Problem to work on =
Search the data below for "concentric"; list each line that holds it.

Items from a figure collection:

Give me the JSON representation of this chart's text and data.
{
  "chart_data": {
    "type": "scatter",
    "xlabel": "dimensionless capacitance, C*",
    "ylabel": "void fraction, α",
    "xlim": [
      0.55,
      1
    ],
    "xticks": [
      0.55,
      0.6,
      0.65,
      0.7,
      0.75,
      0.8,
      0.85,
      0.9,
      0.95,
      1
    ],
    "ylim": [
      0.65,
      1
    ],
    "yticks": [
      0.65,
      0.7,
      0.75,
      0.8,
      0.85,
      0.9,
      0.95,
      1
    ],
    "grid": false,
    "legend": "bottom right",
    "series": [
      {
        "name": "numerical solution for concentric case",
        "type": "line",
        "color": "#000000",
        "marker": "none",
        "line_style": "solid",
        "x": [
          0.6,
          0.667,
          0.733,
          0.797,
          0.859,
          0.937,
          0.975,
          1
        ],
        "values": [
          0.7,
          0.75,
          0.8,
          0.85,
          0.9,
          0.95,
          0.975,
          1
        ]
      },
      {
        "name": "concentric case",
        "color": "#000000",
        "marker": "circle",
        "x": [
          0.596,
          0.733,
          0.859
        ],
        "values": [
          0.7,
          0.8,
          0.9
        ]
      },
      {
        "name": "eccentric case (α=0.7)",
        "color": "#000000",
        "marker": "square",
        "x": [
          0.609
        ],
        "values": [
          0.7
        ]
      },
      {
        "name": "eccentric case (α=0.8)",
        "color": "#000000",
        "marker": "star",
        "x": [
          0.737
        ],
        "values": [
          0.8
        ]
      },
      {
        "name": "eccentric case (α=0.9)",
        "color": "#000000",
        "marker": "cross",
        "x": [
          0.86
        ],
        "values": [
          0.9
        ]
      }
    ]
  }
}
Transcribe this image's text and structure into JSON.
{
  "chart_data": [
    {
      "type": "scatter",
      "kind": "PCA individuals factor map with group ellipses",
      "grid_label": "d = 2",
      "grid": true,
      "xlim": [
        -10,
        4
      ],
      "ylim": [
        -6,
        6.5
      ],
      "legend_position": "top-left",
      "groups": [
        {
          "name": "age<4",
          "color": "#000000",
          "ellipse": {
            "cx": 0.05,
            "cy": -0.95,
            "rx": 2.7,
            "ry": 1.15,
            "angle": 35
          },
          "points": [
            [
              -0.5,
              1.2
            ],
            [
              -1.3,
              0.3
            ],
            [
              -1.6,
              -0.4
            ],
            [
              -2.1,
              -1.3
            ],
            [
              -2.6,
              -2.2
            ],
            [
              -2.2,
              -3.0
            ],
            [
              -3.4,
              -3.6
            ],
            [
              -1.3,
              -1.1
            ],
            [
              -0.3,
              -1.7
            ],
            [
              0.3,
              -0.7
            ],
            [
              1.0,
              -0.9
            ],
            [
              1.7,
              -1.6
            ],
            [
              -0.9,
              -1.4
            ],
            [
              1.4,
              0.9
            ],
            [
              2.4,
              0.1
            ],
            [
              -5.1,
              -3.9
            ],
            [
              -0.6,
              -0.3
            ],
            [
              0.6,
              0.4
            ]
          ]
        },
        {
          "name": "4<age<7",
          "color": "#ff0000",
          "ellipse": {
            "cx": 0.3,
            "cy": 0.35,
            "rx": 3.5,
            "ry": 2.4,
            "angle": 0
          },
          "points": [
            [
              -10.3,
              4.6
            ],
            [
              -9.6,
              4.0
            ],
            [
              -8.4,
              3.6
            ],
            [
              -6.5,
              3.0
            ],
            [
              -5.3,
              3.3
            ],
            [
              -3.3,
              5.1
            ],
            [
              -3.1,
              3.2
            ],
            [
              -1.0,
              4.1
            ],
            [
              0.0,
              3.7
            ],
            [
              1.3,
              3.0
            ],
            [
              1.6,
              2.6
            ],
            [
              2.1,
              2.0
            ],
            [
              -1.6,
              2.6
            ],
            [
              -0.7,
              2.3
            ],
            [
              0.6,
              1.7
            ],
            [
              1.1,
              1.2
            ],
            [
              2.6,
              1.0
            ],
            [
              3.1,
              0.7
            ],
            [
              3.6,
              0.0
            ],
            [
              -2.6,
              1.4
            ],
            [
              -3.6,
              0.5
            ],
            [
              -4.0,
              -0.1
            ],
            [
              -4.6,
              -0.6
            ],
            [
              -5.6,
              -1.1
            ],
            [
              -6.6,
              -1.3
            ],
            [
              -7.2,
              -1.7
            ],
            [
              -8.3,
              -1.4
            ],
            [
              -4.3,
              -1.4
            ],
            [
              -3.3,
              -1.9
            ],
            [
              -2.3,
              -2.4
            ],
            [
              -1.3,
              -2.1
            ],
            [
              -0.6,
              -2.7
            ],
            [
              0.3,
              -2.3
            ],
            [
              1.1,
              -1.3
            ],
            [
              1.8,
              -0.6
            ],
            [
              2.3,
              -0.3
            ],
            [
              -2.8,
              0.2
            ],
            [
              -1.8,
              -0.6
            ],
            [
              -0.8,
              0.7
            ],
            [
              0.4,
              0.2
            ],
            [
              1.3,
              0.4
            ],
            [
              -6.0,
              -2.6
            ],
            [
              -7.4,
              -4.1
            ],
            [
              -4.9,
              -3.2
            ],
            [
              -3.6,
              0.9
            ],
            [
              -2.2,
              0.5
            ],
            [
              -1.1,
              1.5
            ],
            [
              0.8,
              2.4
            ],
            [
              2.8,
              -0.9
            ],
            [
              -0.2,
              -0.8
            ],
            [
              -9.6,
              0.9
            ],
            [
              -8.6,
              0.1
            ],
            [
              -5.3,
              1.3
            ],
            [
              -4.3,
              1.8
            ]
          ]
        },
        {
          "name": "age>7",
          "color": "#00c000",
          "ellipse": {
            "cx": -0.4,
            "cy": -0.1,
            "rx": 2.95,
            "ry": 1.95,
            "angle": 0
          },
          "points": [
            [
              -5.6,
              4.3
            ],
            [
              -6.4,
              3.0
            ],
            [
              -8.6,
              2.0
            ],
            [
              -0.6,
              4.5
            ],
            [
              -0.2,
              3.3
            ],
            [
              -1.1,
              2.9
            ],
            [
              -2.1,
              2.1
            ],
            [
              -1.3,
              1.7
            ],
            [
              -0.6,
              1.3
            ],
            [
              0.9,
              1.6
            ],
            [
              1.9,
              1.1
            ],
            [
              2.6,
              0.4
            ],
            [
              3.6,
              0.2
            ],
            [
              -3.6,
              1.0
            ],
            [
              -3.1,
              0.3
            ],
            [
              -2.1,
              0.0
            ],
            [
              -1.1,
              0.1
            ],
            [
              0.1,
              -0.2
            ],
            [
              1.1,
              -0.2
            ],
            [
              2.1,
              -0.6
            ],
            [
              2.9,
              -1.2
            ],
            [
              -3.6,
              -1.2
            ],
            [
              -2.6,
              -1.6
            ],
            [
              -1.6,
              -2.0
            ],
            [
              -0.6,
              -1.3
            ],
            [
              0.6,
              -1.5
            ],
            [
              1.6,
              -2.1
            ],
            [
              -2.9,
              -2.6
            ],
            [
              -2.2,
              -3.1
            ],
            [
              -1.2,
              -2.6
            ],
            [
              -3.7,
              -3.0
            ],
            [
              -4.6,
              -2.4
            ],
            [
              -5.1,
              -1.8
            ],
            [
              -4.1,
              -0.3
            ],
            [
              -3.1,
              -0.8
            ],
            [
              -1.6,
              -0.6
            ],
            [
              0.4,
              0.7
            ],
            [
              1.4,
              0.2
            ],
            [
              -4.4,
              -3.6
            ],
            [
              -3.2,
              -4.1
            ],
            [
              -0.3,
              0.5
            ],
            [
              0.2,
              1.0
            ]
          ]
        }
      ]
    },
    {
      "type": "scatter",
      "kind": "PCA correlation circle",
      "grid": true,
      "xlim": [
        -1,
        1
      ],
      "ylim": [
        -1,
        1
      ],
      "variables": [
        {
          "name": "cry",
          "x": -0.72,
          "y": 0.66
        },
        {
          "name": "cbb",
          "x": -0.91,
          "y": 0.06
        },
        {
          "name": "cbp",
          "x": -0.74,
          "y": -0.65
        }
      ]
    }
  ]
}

Solution to this problem =
        "name": "numerical solution for concentric case",
        "name": "concentric case",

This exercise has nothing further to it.